- **Records**:
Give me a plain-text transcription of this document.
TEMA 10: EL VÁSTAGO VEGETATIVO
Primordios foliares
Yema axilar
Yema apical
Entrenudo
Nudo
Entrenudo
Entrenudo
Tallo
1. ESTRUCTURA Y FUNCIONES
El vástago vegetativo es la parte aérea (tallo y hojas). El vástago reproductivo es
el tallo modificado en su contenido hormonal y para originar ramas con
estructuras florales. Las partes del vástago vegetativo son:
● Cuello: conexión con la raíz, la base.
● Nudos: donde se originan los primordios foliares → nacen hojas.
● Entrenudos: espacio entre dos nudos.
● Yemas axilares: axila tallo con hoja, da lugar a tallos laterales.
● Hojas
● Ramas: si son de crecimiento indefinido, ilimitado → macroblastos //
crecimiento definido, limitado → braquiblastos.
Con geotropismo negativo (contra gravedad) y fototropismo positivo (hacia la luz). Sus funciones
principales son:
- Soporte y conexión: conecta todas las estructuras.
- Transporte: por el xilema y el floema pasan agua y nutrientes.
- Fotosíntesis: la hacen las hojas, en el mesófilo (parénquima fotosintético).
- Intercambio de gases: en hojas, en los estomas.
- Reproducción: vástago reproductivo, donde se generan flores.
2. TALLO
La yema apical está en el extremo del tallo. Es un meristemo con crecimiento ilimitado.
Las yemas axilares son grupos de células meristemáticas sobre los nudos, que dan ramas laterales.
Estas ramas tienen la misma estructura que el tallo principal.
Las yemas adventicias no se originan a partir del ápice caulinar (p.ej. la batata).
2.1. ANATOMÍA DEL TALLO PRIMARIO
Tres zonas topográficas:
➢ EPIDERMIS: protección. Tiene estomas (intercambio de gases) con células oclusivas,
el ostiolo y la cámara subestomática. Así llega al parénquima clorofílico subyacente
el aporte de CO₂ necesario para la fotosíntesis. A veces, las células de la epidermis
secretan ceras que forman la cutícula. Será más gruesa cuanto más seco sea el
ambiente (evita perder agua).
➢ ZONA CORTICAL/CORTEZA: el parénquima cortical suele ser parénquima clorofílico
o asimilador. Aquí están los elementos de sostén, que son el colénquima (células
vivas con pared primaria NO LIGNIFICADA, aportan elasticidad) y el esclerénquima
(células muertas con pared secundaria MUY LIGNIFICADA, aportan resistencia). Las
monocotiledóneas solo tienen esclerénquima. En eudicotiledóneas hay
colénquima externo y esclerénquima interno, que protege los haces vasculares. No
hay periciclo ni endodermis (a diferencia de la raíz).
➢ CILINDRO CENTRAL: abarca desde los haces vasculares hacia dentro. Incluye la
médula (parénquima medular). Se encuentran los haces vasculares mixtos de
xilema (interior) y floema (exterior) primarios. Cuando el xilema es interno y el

- **What to do**:
Find and count the lines of the data that include the string "xilema", and report that figure by itself.

- **Task output**:
2